## To do
Repeat the listing in full, word for word.

>> START Information given

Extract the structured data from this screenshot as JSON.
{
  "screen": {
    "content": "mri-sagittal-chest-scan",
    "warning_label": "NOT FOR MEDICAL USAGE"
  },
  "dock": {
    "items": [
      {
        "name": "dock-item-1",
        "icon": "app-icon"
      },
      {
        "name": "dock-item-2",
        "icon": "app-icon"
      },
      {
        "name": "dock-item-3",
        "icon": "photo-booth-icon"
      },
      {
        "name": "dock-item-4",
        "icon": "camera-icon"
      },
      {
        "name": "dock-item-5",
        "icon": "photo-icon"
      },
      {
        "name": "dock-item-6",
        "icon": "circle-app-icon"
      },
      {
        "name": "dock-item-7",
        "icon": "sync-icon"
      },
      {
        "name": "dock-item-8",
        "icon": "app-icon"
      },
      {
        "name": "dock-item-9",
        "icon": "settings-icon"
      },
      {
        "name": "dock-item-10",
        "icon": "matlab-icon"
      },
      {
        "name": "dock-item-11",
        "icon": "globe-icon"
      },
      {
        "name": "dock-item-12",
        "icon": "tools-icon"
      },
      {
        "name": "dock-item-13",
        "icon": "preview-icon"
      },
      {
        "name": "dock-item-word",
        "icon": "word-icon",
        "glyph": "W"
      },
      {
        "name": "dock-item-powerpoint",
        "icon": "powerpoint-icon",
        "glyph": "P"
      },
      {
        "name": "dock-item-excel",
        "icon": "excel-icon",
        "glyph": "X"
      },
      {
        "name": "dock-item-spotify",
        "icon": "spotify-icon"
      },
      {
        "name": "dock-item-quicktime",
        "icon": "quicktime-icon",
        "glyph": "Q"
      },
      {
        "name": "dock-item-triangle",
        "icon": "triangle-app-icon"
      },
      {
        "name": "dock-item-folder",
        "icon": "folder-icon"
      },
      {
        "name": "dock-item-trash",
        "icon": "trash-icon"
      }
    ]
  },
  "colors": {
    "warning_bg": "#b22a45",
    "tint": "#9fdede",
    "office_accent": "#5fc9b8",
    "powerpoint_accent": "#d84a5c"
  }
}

>> END Information given

## Correct result
Extract the structured data from this screenshot as JSON.
{
  "screen": {
    "content": "mri-sagittal-chest-scan",
    "warning_label": "NOT FOR MEDICAL USAGE"
  },
  "dock": {
    "items": [
      {
        "name": "dock-item-1",
        "icon": "app-icon"
      },
      {
        "name": "dock-item-2",
        "icon": "app-icon"
      },
      {
        "name": "dock-item-3",
        "icon": "photo-booth-icon"
      },
      {
        "name": "dock-item-4",
        "icon": "camera-icon"
      },
      {
        "name": "dock-item-5",
        "icon": "photo-icon"
      },
      {
        "name": "dock-item-6",
        "icon": "circle-app-icon"
      },
      {
        "name": "dock-item-7",
        "icon": "sync-icon"
      },
      {
        "name": "dock-item-8",
        "icon": "app-icon"
      },
      {
        "name": "dock-item-9",
        "icon": "settings-icon"
      },
      {
        "name": "dock-item-10",
        "icon": "matlab-icon"
      },
      {
        "name": "dock-item-11",
        "icon": "globe-icon"
      },
      {
        "name": "dock-item-12",
        "icon": "tools-icon"
      },
      {
        "name": "dock-item-13",
        "icon": "preview-icon"
      },
      {
        "name": "dock-item-word",
        "icon": "word-icon",
        "glyph": "W"
      },
      {
        "name": "dock-item-powerpoint",
        "icon": "powerpoint-icon",
        "glyph": "P"
      },
      {
        "name": "dock-item-excel",
        "icon": "excel-icon",
        "glyph": "X"
      },
      {
        "name": "dock-item-spotify",
        "icon": "spotify-icon"
      },
      {
        "name": "dock-item-quicktime",
        "icon": "quicktime-icon",
        "glyph": "Q"
      },
      {
        "name": "dock-item-triangle",
        "icon": "triangle-app-icon"
      },
      {
        "name": "dock-item-folder",
        "icon": "folder-icon"
      },
      {
        "name": "dock-item-trash",
        "icon": "trash-icon"
      }
    ]
  },
  "colors": {
    "warning_bg": "#b22a45",
    "tint": "#9fdede",
    "office_accent": "#5fc9b8",
    "powerpoint_accent": "#d84a5c"
  }
}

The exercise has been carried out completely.